## Selected excerpt
○ ○ ○ ○ ○

A little of this goes a long way, though, and Come Out and Play kind of plateaus once Francis and Beth figure out the depths of danger these spooky, silent kids represent. The narrative is almost by definition painted into a corner that requires the introduction of awkward exposition, but the manner in which this is handled — once the pair meet another adult who’s survived a night of brutal attacks — is rather deflating. Even in streamlined form, this tale loses its grip. Still, the ominous effectiveness of its set-up and middle portion beckons, heralding the possible arrival of a bizarre new international talent in the thriller-suspense genre — one whose skill with the language of fear supersedes the need to speak English. For the full, original review, from ShockYa, click here. (Cinedigm, R, 75 minutes)
The Croods
Man want to feel wanted, useful. Mostly by woman, in the loincloth, but also, later, by family. This feeling at center of The Croods, new animated movie. Croods not too complicated. Kind of like cross between Ice Age and Year One, in some ways. Characters move in funny quadruped/biped hybrid gait, and seem to have invented parkour. But Croods tell pleasant story about family, utility of man, and letting go.

○ ○ ○ ○ ○

## Stored items from a collection

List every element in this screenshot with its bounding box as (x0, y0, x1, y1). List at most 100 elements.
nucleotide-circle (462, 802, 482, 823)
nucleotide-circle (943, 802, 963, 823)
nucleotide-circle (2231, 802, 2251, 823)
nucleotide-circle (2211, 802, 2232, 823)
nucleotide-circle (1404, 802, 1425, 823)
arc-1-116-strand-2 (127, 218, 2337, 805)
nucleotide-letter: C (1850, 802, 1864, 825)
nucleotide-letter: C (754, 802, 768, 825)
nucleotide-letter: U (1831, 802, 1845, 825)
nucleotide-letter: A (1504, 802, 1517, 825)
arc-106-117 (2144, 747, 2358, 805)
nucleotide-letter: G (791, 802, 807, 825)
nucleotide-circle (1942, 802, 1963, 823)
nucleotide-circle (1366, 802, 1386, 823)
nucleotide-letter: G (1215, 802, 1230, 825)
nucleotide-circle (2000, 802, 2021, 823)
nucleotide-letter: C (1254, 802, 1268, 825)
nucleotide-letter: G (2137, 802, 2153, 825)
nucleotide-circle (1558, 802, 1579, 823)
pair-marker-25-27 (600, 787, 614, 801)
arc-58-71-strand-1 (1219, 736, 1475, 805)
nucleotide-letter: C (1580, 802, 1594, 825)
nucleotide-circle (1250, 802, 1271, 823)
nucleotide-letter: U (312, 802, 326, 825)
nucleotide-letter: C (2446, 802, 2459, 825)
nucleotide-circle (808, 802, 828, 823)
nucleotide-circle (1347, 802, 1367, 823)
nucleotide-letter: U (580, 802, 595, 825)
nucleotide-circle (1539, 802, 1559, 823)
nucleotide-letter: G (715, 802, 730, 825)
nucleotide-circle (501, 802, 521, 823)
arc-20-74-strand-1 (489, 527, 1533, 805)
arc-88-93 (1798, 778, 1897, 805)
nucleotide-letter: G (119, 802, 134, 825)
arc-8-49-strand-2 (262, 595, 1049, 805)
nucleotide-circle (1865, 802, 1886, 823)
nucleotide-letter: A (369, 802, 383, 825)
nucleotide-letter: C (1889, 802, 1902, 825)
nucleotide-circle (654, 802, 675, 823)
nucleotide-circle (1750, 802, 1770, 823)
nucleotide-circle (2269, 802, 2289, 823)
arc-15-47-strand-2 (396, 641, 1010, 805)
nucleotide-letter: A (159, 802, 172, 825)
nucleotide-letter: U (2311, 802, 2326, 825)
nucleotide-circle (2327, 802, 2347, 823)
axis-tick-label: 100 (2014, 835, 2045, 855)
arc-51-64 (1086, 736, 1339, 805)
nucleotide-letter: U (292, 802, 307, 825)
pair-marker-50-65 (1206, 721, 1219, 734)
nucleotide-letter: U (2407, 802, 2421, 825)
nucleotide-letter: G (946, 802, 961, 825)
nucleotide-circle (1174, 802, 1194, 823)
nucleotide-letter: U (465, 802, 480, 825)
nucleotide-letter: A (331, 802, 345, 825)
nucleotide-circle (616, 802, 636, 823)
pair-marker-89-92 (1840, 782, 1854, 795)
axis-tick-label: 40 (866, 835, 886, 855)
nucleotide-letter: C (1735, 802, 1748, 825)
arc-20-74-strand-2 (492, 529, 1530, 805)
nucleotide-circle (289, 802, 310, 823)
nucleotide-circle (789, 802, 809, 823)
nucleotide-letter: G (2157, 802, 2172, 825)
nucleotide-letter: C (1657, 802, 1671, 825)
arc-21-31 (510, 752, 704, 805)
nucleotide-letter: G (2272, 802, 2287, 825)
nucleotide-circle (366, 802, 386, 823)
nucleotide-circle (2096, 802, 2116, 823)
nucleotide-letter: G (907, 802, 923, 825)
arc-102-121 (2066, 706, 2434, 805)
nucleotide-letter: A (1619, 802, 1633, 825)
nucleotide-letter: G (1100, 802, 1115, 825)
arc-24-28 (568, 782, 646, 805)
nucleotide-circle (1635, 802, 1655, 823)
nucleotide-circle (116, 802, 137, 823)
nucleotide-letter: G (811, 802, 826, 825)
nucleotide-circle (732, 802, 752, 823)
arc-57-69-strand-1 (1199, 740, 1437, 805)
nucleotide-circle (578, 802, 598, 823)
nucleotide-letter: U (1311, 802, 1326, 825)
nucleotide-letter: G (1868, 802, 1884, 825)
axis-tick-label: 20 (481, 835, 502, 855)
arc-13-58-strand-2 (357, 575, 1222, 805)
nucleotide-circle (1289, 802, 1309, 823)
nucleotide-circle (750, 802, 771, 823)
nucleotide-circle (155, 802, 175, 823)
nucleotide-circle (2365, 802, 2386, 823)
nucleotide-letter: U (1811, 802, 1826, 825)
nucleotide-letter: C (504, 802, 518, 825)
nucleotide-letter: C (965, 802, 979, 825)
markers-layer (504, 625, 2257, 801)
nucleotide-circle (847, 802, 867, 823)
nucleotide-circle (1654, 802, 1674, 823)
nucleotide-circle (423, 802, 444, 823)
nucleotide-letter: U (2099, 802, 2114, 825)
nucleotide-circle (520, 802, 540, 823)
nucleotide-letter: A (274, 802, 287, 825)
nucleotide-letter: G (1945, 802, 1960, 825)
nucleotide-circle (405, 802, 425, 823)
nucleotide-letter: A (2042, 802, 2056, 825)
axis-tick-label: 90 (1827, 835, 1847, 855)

○ ○ ○ ○ ○

## What is asked
Answer these questions using the film reviews shown above.
1. What are the names of the two characters in Come Out and Play who discover how dangerous the silent children are?
2. What running time does the review list for Come Out and Play?
3. Which two films does the review of The Croods say it resembles a cross between?

## Exercise answer
1. Francis and Beth
2. 75 minutes
3. Ice Age and Year One